◆ **YOUR INSTRUCTIONS**: Transcribe every entry below word for word, but skip the pictures.

Dataset listings of figures
-----
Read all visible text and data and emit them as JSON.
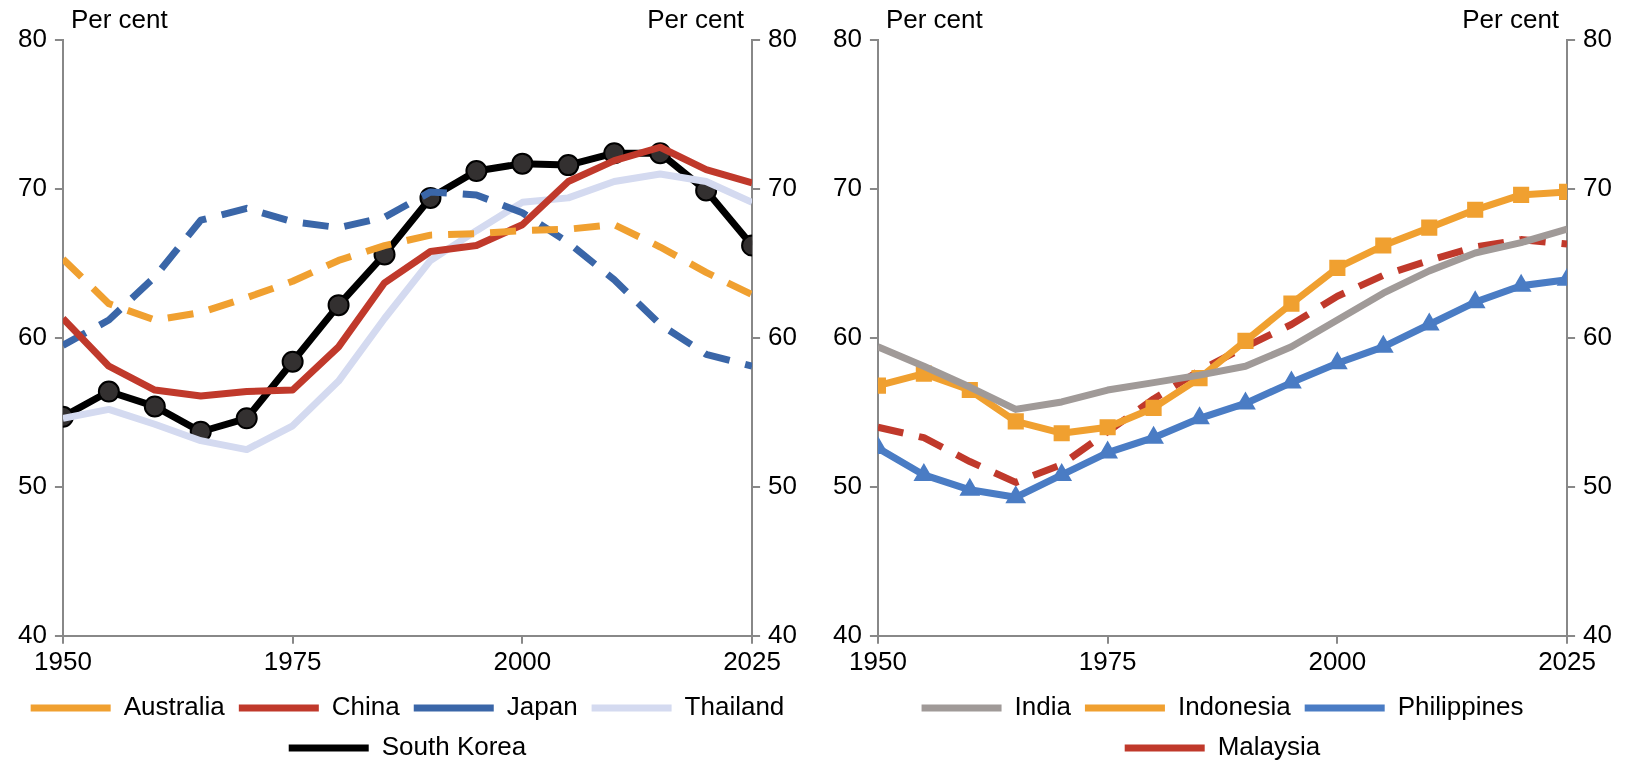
{
  "chart_data": [
    {
      "type": "line",
      "ylabel": "Per cent",
      "y2label": "Per cent",
      "x": [
        1950,
        1955,
        1960,
        1965,
        1970,
        1975,
        1980,
        1985,
        1990,
        1995,
        2000,
        2005,
        2010,
        2015,
        2020,
        2025
      ],
      "xlim": [
        1950,
        2025
      ],
      "xticks": [
        1950,
        1975,
        2000,
        2025
      ],
      "ylim": [
        40,
        80
      ],
      "yticks": [
        40,
        50,
        60,
        70,
        80
      ],
      "y2lim": [
        40,
        80
      ],
      "y2ticks": [
        40,
        50,
        60,
        70,
        80
      ],
      "grid": false,
      "legend": "bottom",
      "series": [
        {
          "name": "Australia",
          "color": "#f0a030",
          "line_style": "dashed",
          "marker": "none",
          "values": [
            65.3,
            62.3,
            61.2,
            61.7,
            62.7,
            63.8,
            65.2,
            66.2,
            66.9,
            67.0,
            67.2,
            67.3,
            67.6,
            66.1,
            64.4,
            62.9
          ]
        },
        {
          "name": "China",
          "color": "#c0392b",
          "line_style": "solid",
          "marker": "none",
          "values": [
            61.3,
            58.1,
            56.5,
            56.1,
            56.4,
            56.5,
            59.4,
            63.7,
            65.8,
            66.2,
            67.6,
            70.5,
            71.9,
            72.8,
            71.3,
            70.4
          ]
        },
        {
          "name": "Japan",
          "color": "#3a66a8",
          "line_style": "dashed",
          "marker": "none",
          "values": [
            59.5,
            61.2,
            64.1,
            67.9,
            68.7,
            67.8,
            67.4,
            68.1,
            69.8,
            69.6,
            68.4,
            66.4,
            63.9,
            60.9,
            58.9,
            58.1
          ]
        },
        {
          "name": "Thailand",
          "color": "#d4daf0",
          "line_style": "solid",
          "marker": "none",
          "values": [
            54.6,
            55.2,
            54.2,
            53.1,
            52.5,
            54.1,
            57.1,
            61.3,
            65.2,
            67.2,
            69.1,
            69.4,
            70.5,
            71.0,
            70.5,
            69.1
          ]
        },
        {
          "name": "South Korea",
          "color": "#000000",
          "line_style": "solid",
          "marker": "circle",
          "values": [
            54.7,
            56.4,
            55.4,
            53.7,
            54.6,
            58.4,
            62.2,
            65.6,
            69.4,
            71.2,
            71.7,
            71.6,
            72.4,
            72.4,
            69.9,
            66.2
          ]
        }
      ]
    },
    {
      "type": "line",
      "ylabel": "Per cent",
      "y2label": "Per cent",
      "x": [
        1950,
        1955,
        1960,
        1965,
        1970,
        1975,
        1980,
        1985,
        1990,
        1995,
        2000,
        2005,
        2010,
        2015,
        2020,
        2025
      ],
      "xlim": [
        1950,
        2025
      ],
      "xticks": [
        1950,
        1975,
        2000,
        2025
      ],
      "ylim": [
        40,
        80
      ],
      "yticks": [
        40,
        50,
        60,
        70,
        80
      ],
      "y2lim": [
        40,
        80
      ],
      "y2ticks": [
        40,
        50,
        60,
        70,
        80
      ],
      "grid": false,
      "legend": "bottom",
      "series": [
        {
          "name": "India",
          "color": "#a09a98",
          "line_style": "solid",
          "marker": "none",
          "values": [
            59.4,
            58.1,
            56.7,
            55.2,
            55.7,
            56.5,
            57.0,
            57.5,
            58.1,
            59.4,
            61.2,
            63.0,
            64.5,
            65.7,
            66.4,
            67.3
          ]
        },
        {
          "name": "Indonesia",
          "color": "#f0a030",
          "line_style": "solid",
          "marker": "square",
          "values": [
            56.8,
            57.6,
            56.5,
            54.4,
            53.6,
            54.0,
            55.3,
            57.3,
            59.8,
            62.3,
            64.7,
            66.2,
            67.4,
            68.6,
            69.6,
            69.8
          ]
        },
        {
          "name": "Philippines",
          "color": "#4a7cc4",
          "line_style": "solid",
          "marker": "triangle",
          "values": [
            52.6,
            50.8,
            49.8,
            49.3,
            50.8,
            52.3,
            53.3,
            54.6,
            55.6,
            57.0,
            58.3,
            59.4,
            60.9,
            62.4,
            63.5,
            63.9
          ]
        },
        {
          "name": "Malaysia",
          "color": "#c0392b",
          "line_style": "dashed",
          "marker": "none",
          "values": [
            54.0,
            53.3,
            51.7,
            50.3,
            51.5,
            53.7,
            55.9,
            57.8,
            59.4,
            60.9,
            62.8,
            64.2,
            65.2,
            66.1,
            66.6,
            66.3
          ]
        }
      ]
    }
  ]
}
-----
◆ **SOLVED EXERCISE**:
Read all visible text and data and emit them as JSON.
{
  "chart_data": [
    {
      "type": "line",
      "ylabel": "Per cent",
      "y2label": "Per cent",
      "x": [
        1950,
        1955,
        1960,
        1965,
        1970,
        1975,
        1980,
        1985,
        1990,
        1995,
        2000,
        2005,
        2010,
        2015,
        2020,
        2025
      ],
      "xlim": [
        1950,
        2025
      ],
      "xticks": [
        1950,
        1975,
        2000,
        2025
      ],
      "ylim": [
        40,
        80
      ],
      "yticks": [
        40,
        50,
        60,
        70,
        80
      ],
      "y2lim": [
        40,
        80
      ],
      "y2ticks": [
        40,
        50,
        60,
        70,
        80
      ],
      "grid": false,
      "legend": "bottom",
      "series": [
        {
          "name": "Australia",
          "color": "#f0a030",
          "line_style": "dashed",
          "marker": "none",
          "values": [
            65.3,
            62.3,
            61.2,
            61.7,
            62.7,
            63.8,
            65.2,
            66.2,
            66.9,
            67.0,
            67.2,
            67.3,
            67.6,
            66.1,
            64.4,
            62.9
          ]
        },
        {
          "name": "China",
          "color": "#c0392b",
          "line_style": "solid",
          "marker": "none",
          "values": [
            61.3,
            58.1,
            56.5,
            56.1,
            56.4,
            56.5,
            59.4,
            63.7,
            65.8,
            66.2,
            67.6,
            70.5,
            71.9,
            72.8,
            71.3,
            70.4
          ]
        },
        {
          "name": "Japan",
          "color": "#3a66a8",
          "line_style": "dashed",
          "marker": "none",
          "values": [
            59.5,
            61.2,
            64.1,
            67.9,
            68.7,
            67.8,
            67.4,
            68.1,
            69.8,
            69.6,
            68.4,
            66.4,
            63.9,
            60.9,
            58.9,
            58.1
          ]
        },
        {
          "name": "Thailand",
          "color": "#d4daf0",
          "line_style": "solid",
          "marker": "none",
          "values": [
            54.6,
            55.2,
            54.2,
            53.1,
            52.5,
            54.1,
            57.1,
            61.3,
            65.2,
            67.2,
            69.1,
            69.4,
            70.5,
            71.0,
            70.5,
            69.1
          ]
        },
        {
          "name": "South Korea",
          "color": "#000000",
          "line_style": "solid",
          "marker": "circle",
          "values": [
            54.7,
            56.4,
            55.4,
            53.7,
            54.6,
            58.4,
            62.2,
            65.6,
            69.4,
            71.2,
            71.7,
            71.6,
            72.4,
            72.4,
            69.9,
            66.2
          ]
        }
      ]
    },
    {
      "type": "line",
      "ylabel": "Per cent",
      "y2label": "Per cent",
      "x": [
        1950,
        1955,
        1960,
        1965,
        1970,
        1975,
        1980,
        1985,
        1990,
        1995,
        2000,
        2005,
        2010,
        2015,
        2020,
        2025
      ],
      "xlim": [
        1950,
        2025
      ],
      "xticks": [
        1950,
        1975,
        2000,
        2025
      ],
      "ylim": [
        40,
        80
      ],
      "yticks": [
        40,
        50,
        60,
        70,
        80
      ],
      "y2lim": [
        40,
        80
      ],
      "y2ticks": [
        40,
        50,
        60,
        70,
        80
      ],
      "grid": false,
      "legend": "bottom",
      "series": [
        {
          "name": "India",
          "color": "#a09a98",
          "line_style": "solid",
          "marker": "none",
          "values": [
            59.4,
            58.1,
            56.7,
            55.2,
            55.7,
            56.5,
            57.0,
            57.5,
            58.1,
            59.4,
            61.2,
            63.0,
            64.5,
            65.7,
            66.4,
            67.3
          ]
        },
        {
          "name": "Indonesia",
          "color": "#f0a030",
          "line_style": "solid",
          "marker": "square",
          "values": [
            56.8,
            57.6,
            56.5,
            54.4,
            53.6,
            54.0,
            55.3,
            57.3,
            59.8,
            62.3,
            64.7,
            66.2,
            67.4,
            68.6,
            69.6,
            69.8
          ]
        },
        {
          "name": "Philippines",
          "color": "#4a7cc4",
          "line_style": "solid",
          "marker": "triangle",
          "values": [
            52.6,
            50.8,
            49.8,
            49.3,
            50.8,
            52.3,
            53.3,
            54.6,
            55.6,
            57.0,
            58.3,
            59.4,
            60.9,
            62.4,
            63.5,
            63.9
          ]
        },
        {
          "name": "Malaysia",
          "color": "#c0392b",
          "line_style": "dashed",
          "marker": "none",
          "values": [
            54.0,
            53.3,
            51.7,
            50.3,
            51.5,
            53.7,
            55.9,
            57.8,
            59.4,
            60.9,
            62.8,
            64.2,
            65.2,
            66.1,
            66.6,
            66.3
          ]
        }
      ]
    }
  ]
}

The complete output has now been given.